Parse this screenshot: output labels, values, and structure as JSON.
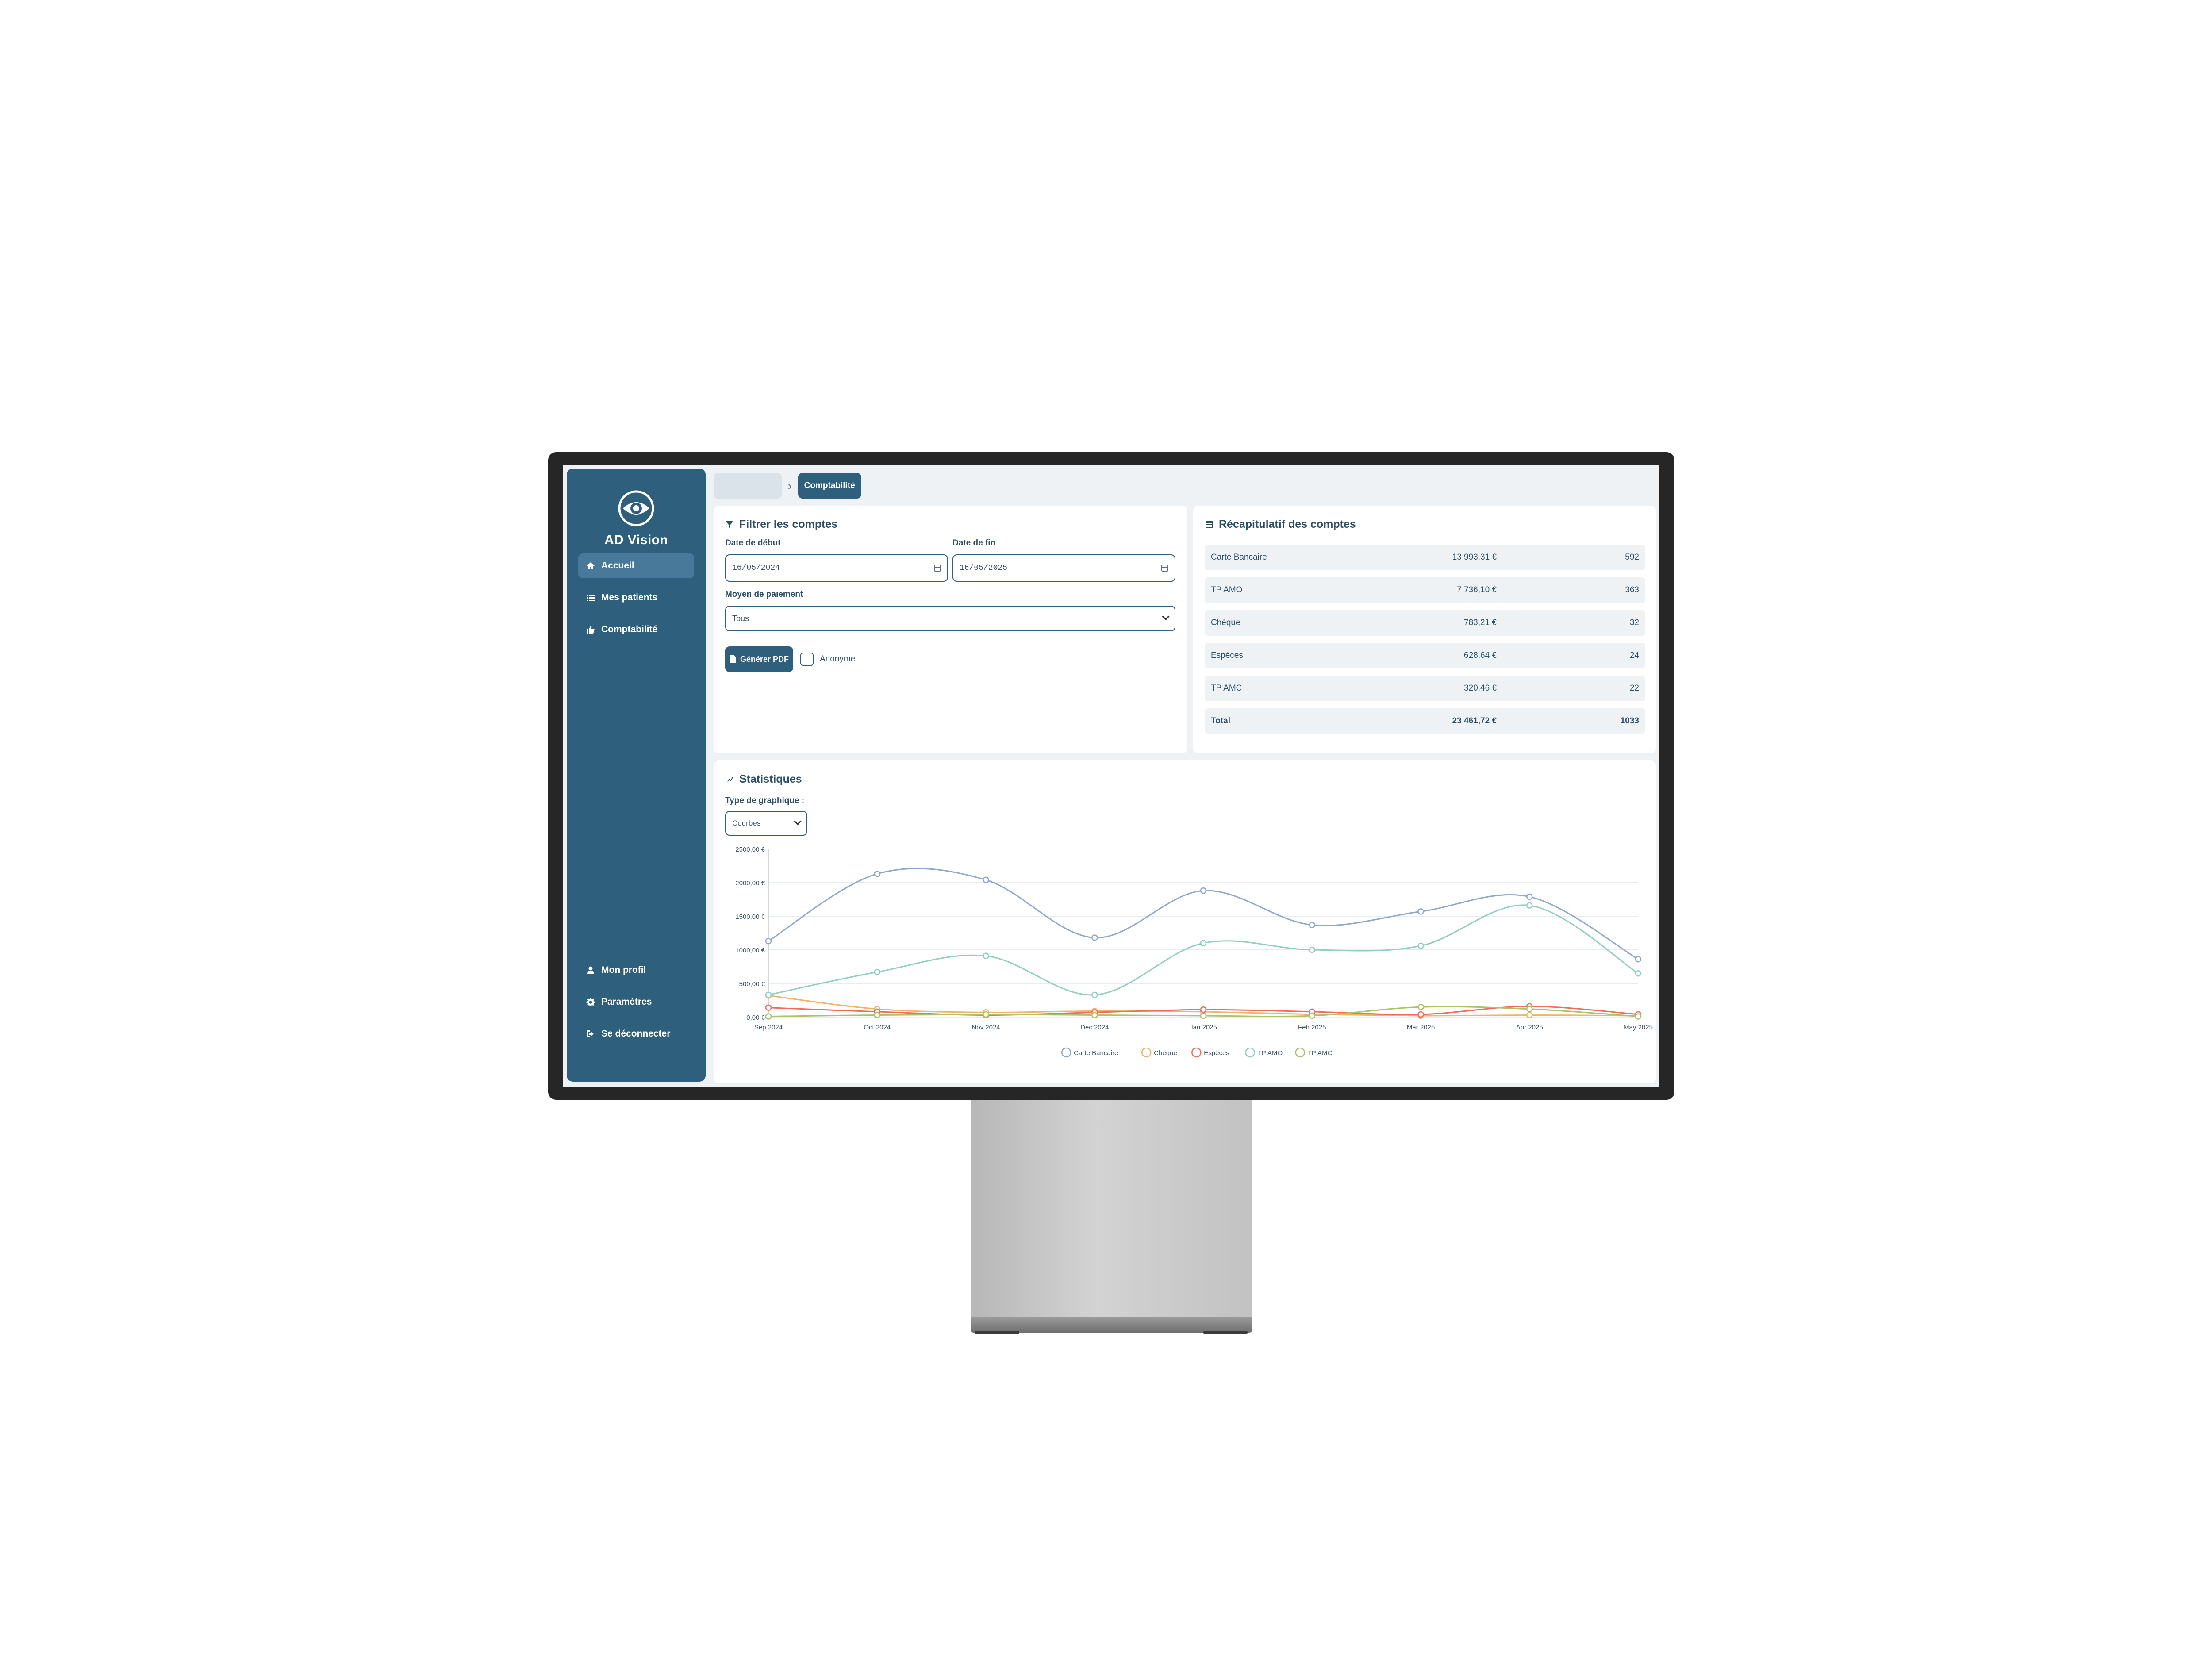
{
  "app": {
    "name": "AD Vision"
  },
  "sidebar": {
    "items": [
      {
        "label": "Accueil",
        "icon": "home-icon",
        "active": true
      },
      {
        "label": "Mes patients",
        "icon": "list-icon",
        "active": false
      },
      {
        "label": "Comptabilité",
        "icon": "thumbs-up-icon",
        "active": false
      }
    ],
    "bottom_items": [
      {
        "label": "Mon profil",
        "icon": "user-icon"
      },
      {
        "label": "Paramètres",
        "icon": "gear-icon"
      },
      {
        "label": "Se déconnecter",
        "icon": "logout-icon"
      }
    ]
  },
  "breadcrumb": {
    "current": "Comptabilité"
  },
  "filter": {
    "title": "Filtrer les comptes",
    "start_label": "Date de début",
    "start_value": "16/05/2024",
    "end_label": "Date de fin",
    "end_value": "16/05/2025",
    "payment_label": "Moyen de paiement",
    "payment_value": "Tous",
    "pdf_button": "Générer PDF",
    "anonymous_label": "Anonyme"
  },
  "summary": {
    "title": "Récapitulatif des comptes",
    "rows": [
      {
        "name": "Carte Bancaire",
        "amount": "13 993,31 €",
        "count": "592"
      },
      {
        "name": "TP AMO",
        "amount": "7 736,10 €",
        "count": "363"
      },
      {
        "name": "Chèque",
        "amount": "783,21 €",
        "count": "32"
      },
      {
        "name": "Espèces",
        "amount": "628,64 €",
        "count": "24"
      },
      {
        "name": "TP AMC",
        "amount": "320,46 €",
        "count": "22"
      }
    ],
    "total": {
      "name": "Total",
      "amount": "23 461,72 €",
      "count": "1033"
    }
  },
  "stats": {
    "title": "Statistiques",
    "chart_type_label": "Type de graphique :",
    "chart_type_value": "Courbes"
  },
  "chart_data": {
    "type": "line",
    "categories": [
      "Sep 2024",
      "Oct 2024",
      "Nov 2024",
      "Dec 2024",
      "Jan 2025",
      "Feb 2025",
      "Mar 2025",
      "Apr 2025",
      "May 2025"
    ],
    "y_ticks": [
      "0,00 €",
      "500,00 €",
      "1000,00 €",
      "1500,00 €",
      "2000,00 €",
      "2500,00 €"
    ],
    "ylim": [
      0,
      2500
    ],
    "grid": true,
    "legend_position": "bottom",
    "series": [
      {
        "name": "Carte Bancaire",
        "color": "#8fa8c9",
        "values": [
          1130,
          2130,
          2040,
          1180,
          1880,
          1370,
          1570,
          1790,
          860
        ]
      },
      {
        "name": "Chèque",
        "color": "#f2b26b",
        "values": [
          320,
          120,
          70,
          90,
          80,
          40,
          20,
          30,
          20
        ]
      },
      {
        "name": "Espèces",
        "color": "#f06d5c",
        "values": [
          140,
          80,
          30,
          70,
          110,
          80,
          40,
          160,
          40
        ]
      },
      {
        "name": "TP AMO",
        "color": "#8fcfbf",
        "values": [
          330,
          670,
          910,
          330,
          1100,
          1000,
          1060,
          1660,
          650
        ]
      },
      {
        "name": "TP AMC",
        "color": "#a8c36a",
        "values": [
          10,
          30,
          40,
          30,
          20,
          20,
          150,
          120,
          10
        ]
      }
    ]
  }
}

--*--

_What you should do_
Copy all the records word for word and keep the pictures out.

_Exercise answer_
Parse this screenshot: output labels, values, and structure as JSON.
{
  "app": {
    "name": "AD Vision"
  },
  "sidebar": {
    "items": [
      {
        "label": "Accueil",
        "icon": "home-icon",
        "active": true
      },
      {
        "label": "Mes patients",
        "icon": "list-icon",
        "active": false
      },
      {
        "label": "Comptabilité",
        "icon": "thumbs-up-icon",
        "active": false
      }
    ],
    "bottom_items": [
      {
        "label": "Mon profil",
        "icon": "user-icon"
      },
      {
        "label": "Paramètres",
        "icon": "gear-icon"
      },
      {
        "label": "Se déconnecter",
        "icon": "logout-icon"
      }
    ]
  },
  "breadcrumb": {
    "current": "Comptabilité"
  },
  "filter": {
    "title": "Filtrer les comptes",
    "start_label": "Date de début",
    "start_value": "16/05/2024",
    "end_label": "Date de fin",
    "end_value": "16/05/2025",
    "payment_label": "Moyen de paiement",
    "payment_value": "Tous",
    "pdf_button": "Générer PDF",
    "anonymous_label": "Anonyme"
  },
  "summary": {
    "title": "Récapitulatif des comptes",
    "rows": [
      {
        "name": "Carte Bancaire",
        "amount": "13 993,31 €",
        "count": "592"
      },
      {
        "name": "TP AMO",
        "amount": "7 736,10 €",
        "count": "363"
      },
      {
        "name": "Chèque",
        "amount": "783,21 €",
        "count": "32"
      },
      {
        "name": "Espèces",
        "amount": "628,64 €",
        "count": "24"
      },
      {
        "name": "TP AMC",
        "amount": "320,46 €",
        "count": "22"
      }
    ],
    "total": {
      "name": "Total",
      "amount": "23 461,72 €",
      "count": "1033"
    }
  },
  "stats": {
    "title": "Statistiques",
    "chart_type_label": "Type de graphique :",
    "chart_type_value": "Courbes"
  },
  "chart_data": {
    "type": "line",
    "categories": [
      "Sep 2024",
      "Oct 2024",
      "Nov 2024",
      "Dec 2024",
      "Jan 2025",
      "Feb 2025",
      "Mar 2025",
      "Apr 2025",
      "May 2025"
    ],
    "y_ticks": [
      "0,00 €",
      "500,00 €",
      "1000,00 €",
      "1500,00 €",
      "2000,00 €",
      "2500,00 €"
    ],
    "ylim": [
      0,
      2500
    ],
    "grid": true,
    "legend_position": "bottom",
    "series": [
      {
        "name": "Carte Bancaire",
        "color": "#8fa8c9",
        "values": [
          1130,
          2130,
          2040,
          1180,
          1880,
          1370,
          1570,
          1790,
          860
        ]
      },
      {
        "name": "Chèque",
        "color": "#f2b26b",
        "values": [
          320,
          120,
          70,
          90,
          80,
          40,
          20,
          30,
          20
        ]
      },
      {
        "name": "Espèces",
        "color": "#f06d5c",
        "values": [
          140,
          80,
          30,
          70,
          110,
          80,
          40,
          160,
          40
        ]
      },
      {
        "name": "TP AMO",
        "color": "#8fcfbf",
        "values": [
          330,
          670,
          910,
          330,
          1100,
          1000,
          1060,
          1660,
          650
        ]
      },
      {
        "name": "TP AMC",
        "color": "#a8c36a",
        "values": [
          10,
          30,
          40,
          30,
          20,
          20,
          150,
          120,
          10
        ]
      }
    ]
  }
}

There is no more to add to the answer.